▶ [Quoted text]:

6..Write the difference between the Pages
and Paging?
The virtual
address space is composed of pages. The system
architecture and
machine type
determine the size of a page, which is fixed; typical sizes include 4 KB (for
32-bit systems), and 8 KB (for 64-bit systems).* Pages are either valid or
invalid.
A valid page is associated with a page
in physical memory, or some secondary backing storage, such as a swap partition
or a file on disk. An invalid page is not associated with anything and
represents an unused, unallocated piece of the address space.
Accessing such
a page causes a segmentation violation. The address space is not necessarily contiguous. While linearly addressed, it
contains plenty of unaddressable gaps.
7..What is memory region?
The kernel
arranges pages into blocks that share certain properties, such as access permissions.
These blocks are called memory regions, segments, or mappings.
8..How
to allocate dynamic memory?
Memory also
comes in the form of automatic and static variables, but the foundation of any
memory management system is the allocation, use, and eventual return of dynamic
memory. Dynamic memory is allocated at runtime, not compile time, in sizes
that may be unknown until the moment of allocation
9..How to free the dynamic memory?

▶ [Dataset records]:
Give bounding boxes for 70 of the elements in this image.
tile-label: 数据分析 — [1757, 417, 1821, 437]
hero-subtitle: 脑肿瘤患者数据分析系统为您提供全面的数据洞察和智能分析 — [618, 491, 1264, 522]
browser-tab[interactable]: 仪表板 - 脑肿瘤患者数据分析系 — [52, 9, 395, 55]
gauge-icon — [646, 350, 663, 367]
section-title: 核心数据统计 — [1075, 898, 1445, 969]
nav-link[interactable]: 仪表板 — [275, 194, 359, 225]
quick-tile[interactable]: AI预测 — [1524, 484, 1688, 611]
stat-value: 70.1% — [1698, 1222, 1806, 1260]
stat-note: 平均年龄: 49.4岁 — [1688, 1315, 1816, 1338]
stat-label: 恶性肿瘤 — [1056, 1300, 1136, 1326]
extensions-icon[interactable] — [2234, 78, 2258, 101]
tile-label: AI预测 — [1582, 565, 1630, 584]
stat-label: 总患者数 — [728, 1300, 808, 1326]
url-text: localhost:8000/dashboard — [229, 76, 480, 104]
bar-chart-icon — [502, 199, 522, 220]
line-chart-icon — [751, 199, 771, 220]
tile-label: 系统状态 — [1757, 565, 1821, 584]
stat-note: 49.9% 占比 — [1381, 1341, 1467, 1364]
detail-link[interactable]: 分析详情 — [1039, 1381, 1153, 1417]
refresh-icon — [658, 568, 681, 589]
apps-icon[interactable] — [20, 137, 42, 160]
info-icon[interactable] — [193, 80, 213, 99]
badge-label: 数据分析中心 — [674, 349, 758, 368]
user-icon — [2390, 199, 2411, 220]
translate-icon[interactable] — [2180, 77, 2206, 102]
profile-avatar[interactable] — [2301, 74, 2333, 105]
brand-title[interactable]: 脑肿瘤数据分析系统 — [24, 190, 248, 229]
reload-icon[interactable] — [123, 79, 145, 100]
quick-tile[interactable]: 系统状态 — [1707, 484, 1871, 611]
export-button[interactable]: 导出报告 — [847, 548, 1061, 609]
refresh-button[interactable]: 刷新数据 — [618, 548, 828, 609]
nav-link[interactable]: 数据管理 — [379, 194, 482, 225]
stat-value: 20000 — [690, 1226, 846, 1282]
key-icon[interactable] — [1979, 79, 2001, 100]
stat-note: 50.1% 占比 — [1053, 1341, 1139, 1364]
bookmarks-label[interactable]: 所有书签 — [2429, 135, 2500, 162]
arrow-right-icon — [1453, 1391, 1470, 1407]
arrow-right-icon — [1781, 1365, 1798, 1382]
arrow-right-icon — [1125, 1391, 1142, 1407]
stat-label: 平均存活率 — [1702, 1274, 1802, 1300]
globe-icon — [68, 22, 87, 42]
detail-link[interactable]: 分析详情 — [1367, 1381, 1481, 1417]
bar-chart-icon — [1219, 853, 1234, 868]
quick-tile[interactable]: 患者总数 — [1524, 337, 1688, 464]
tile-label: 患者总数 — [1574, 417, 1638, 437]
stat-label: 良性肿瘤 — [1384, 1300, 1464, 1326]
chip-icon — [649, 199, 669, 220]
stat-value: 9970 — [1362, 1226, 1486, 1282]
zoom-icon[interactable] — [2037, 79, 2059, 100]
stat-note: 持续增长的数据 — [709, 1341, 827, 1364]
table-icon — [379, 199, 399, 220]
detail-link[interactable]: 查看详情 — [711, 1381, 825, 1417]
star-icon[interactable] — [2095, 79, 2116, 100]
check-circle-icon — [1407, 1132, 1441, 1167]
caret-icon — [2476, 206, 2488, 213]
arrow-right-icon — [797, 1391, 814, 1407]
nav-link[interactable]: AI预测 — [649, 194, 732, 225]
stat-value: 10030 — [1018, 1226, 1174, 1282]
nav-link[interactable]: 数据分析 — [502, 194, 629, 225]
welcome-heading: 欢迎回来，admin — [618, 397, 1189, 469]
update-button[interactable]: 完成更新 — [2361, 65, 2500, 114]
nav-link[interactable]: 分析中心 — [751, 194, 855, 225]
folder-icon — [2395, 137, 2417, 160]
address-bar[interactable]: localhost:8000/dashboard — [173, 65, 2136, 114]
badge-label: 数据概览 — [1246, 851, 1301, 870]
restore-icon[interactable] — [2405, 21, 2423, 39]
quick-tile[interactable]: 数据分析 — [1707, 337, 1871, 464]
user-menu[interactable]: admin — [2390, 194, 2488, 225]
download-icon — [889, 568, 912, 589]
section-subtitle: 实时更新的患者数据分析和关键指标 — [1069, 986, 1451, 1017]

▶ [Given task A]:
In the memory management notes, what are the blocks the kernel arranges pages into called?
▶ [Given task B]:
Pick up the memory management notes right after their last line, the question on freeing dynamic memory, and keep writing.

▶ [Exercise output A]:
Memory regions, segments, or mappings.

▶ [Exercise output B]:
Automatic
allocations, which are automatically reaped when the stack
unwinds,
dynamic allocations are permanent parts of the process’ address space until they
are manually freed
10..How to allocate the aligned memory?
Most part, the
compiler and the C library transparently handle alignment
concerns. POSIX
decrees that the memory returned via malloc( ), calloc( ), and
realloc( ) be
properly aligned for use with any of the standard C types. On Linux,
these functions
always return memory that is aligned along an 8 byte boundary on 32-bit systems
and a 16 byte boundary on 64-bit systems.